--- Extracted records ---

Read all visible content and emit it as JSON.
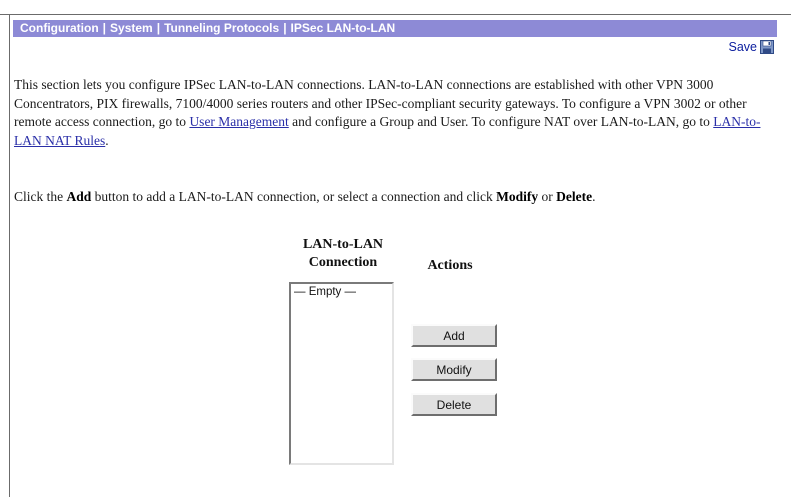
{
  "header": {
    "breadcrumb": [
      "Configuration",
      "System",
      "Tunneling Protocols",
      "IPSec LAN-to-LAN"
    ],
    "separator": "|",
    "save_label": "Save",
    "bar_color": "#8d8ad6",
    "save_icon": "floppy-disk-icon"
  },
  "intro": {
    "text1": "This section lets you configure IPSec LAN-to-LAN connections. LAN-to-LAN connections are established with other VPN 3000 Concentrators, PIX firewalls, 7100/4000 series routers and other IPSec-compliant security gateways. To configure a VPN 3002 or other remote access connection, go to ",
    "link1": "User Management",
    "text2": " and configure a Group and User. To configure NAT over LAN-to-LAN, go to ",
    "link2": "LAN-to-LAN NAT Rules",
    "text3": "."
  },
  "instruction": {
    "part1": "Click the ",
    "add_word": "Add",
    "part2": " button to add a LAN-to-LAN connection, or select a connection and click ",
    "modify_word": "Modify",
    "part3": " or ",
    "delete_word": "Delete",
    "part4": "."
  },
  "connections": {
    "header_line1": "LAN-to-LAN",
    "header_line2": "Connection",
    "list": [
      "— Empty —"
    ]
  },
  "actions": {
    "header": "Actions",
    "add": "Add",
    "modify": "Modify",
    "delete": "Delete"
  }
}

---

- Stated problem
Repeat each entry exactly as given; no pictures belong in the copy.

- Final result
Read all visible content and emit it as JSON.
{
  "header": {
    "breadcrumb": [
      "Configuration",
      "System",
      "Tunneling Protocols",
      "IPSec LAN-to-LAN"
    ],
    "separator": "|",
    "save_label": "Save",
    "bar_color": "#8d8ad6",
    "save_icon": "floppy-disk-icon"
  },
  "intro": {
    "text1": "This section lets you configure IPSec LAN-to-LAN connections. LAN-to-LAN connections are established with other VPN 3000 Concentrators, PIX firewalls, 7100/4000 series routers and other IPSec-compliant security gateways. To configure a VPN 3002 or other remote access connection, go to ",
    "link1": "User Management",
    "text2": " and configure a Group and User. To configure NAT over LAN-to-LAN, go to ",
    "link2": "LAN-to-LAN NAT Rules",
    "text3": "."
  },
  "instruction": {
    "part1": "Click the ",
    "add_word": "Add",
    "part2": " button to add a LAN-to-LAN connection, or select a connection and click ",
    "modify_word": "Modify",
    "part3": " or ",
    "delete_word": "Delete",
    "part4": "."
  },
  "connections": {
    "header_line1": "LAN-to-LAN",
    "header_line2": "Connection",
    "list": [
      "— Empty —"
    ]
  },
  "actions": {
    "header": "Actions",
    "add": "Add",
    "modify": "Modify",
    "delete": "Delete"
  }
}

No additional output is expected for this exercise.